Short problem
Copy out all lines where "into" appears.

-- START --

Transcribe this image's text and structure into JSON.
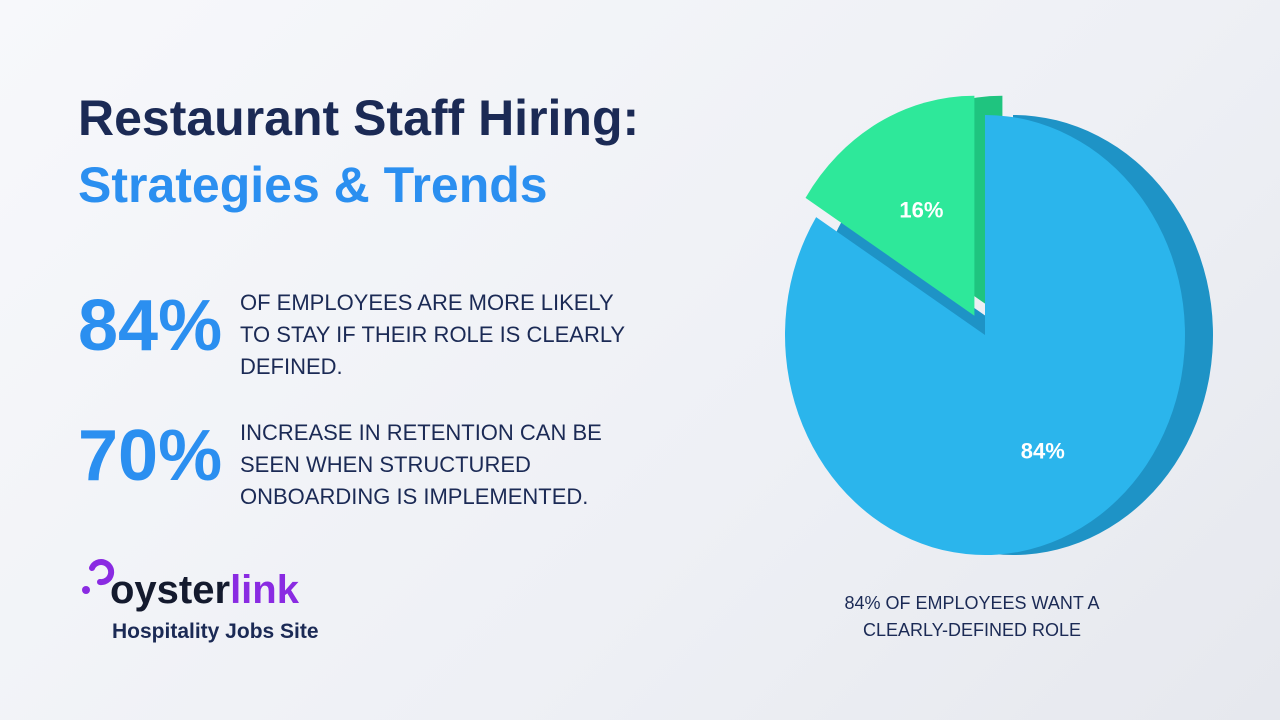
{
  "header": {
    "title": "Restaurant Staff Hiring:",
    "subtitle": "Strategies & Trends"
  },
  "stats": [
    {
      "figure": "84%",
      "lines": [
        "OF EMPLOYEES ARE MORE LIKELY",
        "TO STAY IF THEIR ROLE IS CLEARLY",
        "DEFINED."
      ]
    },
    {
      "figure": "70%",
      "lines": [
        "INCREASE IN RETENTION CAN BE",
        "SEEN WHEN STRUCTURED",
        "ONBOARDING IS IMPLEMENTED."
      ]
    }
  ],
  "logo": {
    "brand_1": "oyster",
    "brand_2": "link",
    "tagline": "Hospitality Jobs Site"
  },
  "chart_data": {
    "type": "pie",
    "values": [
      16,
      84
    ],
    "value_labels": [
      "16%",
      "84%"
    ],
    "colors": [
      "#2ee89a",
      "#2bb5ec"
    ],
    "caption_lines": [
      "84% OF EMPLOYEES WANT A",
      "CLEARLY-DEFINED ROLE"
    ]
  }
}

-- END --
-- START --

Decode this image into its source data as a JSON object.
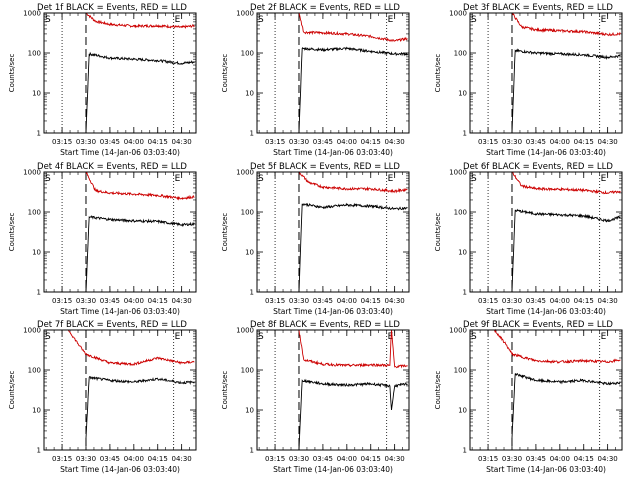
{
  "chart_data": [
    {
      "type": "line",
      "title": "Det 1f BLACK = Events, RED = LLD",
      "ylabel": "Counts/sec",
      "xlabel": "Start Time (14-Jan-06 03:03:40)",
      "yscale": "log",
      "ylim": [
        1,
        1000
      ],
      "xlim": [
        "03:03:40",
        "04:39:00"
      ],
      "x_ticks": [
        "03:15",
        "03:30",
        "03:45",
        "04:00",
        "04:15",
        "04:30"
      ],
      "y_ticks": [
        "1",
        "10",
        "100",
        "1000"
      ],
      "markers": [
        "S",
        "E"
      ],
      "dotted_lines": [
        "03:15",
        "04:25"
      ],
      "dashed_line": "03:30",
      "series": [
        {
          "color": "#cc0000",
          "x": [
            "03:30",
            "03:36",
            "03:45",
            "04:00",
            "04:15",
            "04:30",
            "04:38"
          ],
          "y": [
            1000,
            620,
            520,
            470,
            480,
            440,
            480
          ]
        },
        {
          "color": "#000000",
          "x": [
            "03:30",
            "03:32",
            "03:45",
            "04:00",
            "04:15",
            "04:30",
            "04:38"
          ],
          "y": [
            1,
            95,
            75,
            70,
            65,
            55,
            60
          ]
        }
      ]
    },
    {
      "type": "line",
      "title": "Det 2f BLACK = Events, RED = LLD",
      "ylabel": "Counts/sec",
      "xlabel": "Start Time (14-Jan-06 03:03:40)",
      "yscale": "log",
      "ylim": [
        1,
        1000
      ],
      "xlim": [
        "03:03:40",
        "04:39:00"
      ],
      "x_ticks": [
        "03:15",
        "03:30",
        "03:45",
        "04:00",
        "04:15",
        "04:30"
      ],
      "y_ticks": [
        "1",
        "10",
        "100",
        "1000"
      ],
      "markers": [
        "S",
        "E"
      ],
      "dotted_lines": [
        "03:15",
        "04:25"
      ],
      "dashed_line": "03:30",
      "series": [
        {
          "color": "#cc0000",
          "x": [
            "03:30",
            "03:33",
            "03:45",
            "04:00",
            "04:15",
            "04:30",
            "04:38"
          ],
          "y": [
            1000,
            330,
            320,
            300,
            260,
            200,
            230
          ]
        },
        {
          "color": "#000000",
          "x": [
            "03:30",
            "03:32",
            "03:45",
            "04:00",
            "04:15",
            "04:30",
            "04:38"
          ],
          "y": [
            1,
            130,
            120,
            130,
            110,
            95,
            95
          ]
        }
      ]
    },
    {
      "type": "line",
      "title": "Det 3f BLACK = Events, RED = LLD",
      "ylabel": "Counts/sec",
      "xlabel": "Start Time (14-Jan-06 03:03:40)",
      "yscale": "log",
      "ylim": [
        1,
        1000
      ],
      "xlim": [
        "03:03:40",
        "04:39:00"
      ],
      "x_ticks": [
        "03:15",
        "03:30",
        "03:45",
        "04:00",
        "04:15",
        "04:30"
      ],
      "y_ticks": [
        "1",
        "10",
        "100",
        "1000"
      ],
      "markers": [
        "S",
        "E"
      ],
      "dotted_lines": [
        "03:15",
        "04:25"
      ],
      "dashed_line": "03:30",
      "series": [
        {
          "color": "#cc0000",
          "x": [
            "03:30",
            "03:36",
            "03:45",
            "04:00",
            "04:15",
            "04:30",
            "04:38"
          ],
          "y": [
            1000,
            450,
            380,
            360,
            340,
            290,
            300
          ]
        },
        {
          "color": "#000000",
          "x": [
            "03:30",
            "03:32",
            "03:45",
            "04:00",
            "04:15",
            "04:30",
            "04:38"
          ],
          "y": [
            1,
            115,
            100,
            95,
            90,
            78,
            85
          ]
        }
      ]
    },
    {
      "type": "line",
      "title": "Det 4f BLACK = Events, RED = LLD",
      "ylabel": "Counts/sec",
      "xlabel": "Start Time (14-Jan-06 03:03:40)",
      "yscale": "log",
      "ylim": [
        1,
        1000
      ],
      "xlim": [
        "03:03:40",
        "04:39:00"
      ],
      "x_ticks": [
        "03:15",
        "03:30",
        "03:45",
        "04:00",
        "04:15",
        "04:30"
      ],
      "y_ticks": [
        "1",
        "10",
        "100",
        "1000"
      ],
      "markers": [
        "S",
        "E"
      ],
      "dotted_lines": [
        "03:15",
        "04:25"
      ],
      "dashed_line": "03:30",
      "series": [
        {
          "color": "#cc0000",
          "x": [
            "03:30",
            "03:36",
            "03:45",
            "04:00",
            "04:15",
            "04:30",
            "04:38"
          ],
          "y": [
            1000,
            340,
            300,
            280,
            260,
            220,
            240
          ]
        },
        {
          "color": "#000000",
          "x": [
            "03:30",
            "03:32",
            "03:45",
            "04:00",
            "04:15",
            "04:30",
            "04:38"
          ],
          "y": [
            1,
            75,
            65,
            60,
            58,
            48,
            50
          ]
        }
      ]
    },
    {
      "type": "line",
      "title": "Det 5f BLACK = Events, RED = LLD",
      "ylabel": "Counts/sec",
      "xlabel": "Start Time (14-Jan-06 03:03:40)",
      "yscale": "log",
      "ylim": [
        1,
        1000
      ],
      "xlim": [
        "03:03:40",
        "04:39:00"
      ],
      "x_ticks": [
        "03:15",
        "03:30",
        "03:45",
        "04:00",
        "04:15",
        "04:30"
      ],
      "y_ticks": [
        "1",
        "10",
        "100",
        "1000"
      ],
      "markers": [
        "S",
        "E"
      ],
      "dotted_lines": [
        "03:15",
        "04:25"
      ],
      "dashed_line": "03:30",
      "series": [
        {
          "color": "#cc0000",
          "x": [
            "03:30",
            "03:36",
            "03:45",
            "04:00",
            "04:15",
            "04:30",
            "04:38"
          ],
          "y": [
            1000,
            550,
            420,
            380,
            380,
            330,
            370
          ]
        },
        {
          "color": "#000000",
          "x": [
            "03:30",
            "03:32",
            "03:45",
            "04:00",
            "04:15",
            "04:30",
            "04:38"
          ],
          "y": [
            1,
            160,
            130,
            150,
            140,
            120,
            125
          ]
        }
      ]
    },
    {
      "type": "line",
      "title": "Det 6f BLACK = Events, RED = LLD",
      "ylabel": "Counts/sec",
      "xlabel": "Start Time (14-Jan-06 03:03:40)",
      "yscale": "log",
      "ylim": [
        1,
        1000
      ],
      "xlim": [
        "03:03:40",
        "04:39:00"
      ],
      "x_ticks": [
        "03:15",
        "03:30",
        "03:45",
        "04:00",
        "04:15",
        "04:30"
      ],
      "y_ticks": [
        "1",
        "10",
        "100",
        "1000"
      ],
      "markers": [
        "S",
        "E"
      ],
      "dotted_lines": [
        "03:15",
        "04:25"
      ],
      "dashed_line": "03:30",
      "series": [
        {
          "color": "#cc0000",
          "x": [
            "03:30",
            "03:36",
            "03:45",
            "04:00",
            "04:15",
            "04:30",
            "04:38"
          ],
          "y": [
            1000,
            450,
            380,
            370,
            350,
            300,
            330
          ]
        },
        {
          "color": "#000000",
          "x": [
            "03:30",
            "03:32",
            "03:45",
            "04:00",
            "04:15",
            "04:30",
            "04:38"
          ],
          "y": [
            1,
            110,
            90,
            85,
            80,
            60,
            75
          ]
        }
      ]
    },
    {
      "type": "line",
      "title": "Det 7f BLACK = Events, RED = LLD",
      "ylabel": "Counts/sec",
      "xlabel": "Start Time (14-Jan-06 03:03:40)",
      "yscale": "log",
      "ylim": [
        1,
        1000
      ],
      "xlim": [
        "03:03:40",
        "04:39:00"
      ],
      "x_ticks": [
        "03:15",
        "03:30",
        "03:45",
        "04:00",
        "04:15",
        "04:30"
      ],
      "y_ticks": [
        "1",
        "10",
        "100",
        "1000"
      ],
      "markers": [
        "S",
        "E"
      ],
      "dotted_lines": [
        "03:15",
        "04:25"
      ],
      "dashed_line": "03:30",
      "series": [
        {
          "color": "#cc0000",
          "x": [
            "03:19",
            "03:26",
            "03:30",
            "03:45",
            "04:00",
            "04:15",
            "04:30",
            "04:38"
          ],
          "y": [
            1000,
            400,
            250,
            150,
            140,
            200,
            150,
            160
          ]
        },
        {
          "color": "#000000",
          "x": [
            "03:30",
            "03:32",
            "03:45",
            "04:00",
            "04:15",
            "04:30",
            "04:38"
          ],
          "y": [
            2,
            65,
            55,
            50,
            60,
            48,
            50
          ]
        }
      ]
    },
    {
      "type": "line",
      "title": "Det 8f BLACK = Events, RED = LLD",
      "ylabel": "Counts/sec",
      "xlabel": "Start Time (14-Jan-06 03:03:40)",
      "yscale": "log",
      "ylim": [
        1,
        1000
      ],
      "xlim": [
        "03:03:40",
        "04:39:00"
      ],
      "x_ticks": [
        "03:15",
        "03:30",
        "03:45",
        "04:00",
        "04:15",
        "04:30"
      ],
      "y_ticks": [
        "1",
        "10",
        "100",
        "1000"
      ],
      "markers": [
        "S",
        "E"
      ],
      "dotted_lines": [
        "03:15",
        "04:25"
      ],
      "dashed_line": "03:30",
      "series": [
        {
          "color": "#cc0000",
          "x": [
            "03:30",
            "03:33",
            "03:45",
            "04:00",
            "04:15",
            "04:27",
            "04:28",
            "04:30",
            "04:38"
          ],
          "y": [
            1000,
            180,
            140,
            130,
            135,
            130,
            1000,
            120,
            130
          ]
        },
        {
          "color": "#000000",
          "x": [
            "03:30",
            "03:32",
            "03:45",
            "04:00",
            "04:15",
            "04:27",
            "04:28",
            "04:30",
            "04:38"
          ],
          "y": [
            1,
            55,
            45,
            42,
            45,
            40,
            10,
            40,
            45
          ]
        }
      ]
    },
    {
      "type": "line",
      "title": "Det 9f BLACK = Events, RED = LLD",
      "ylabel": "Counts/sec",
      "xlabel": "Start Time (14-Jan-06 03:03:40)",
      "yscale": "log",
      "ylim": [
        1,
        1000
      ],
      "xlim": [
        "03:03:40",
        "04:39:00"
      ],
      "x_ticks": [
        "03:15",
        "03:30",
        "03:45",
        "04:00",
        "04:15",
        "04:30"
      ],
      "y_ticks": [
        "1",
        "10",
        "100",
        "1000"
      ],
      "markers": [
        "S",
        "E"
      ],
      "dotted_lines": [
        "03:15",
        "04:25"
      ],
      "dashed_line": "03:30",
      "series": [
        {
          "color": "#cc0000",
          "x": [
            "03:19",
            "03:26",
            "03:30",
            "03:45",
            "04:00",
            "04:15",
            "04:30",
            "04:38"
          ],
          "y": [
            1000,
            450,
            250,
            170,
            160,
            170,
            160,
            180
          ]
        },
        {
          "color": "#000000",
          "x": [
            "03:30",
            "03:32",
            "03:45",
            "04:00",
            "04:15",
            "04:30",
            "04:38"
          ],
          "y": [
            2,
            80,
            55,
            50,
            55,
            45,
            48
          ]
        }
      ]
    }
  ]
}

-- END --

Task response
Transcribe this image's text and structure into JSON.
Decode this image into its source data as a JSON object.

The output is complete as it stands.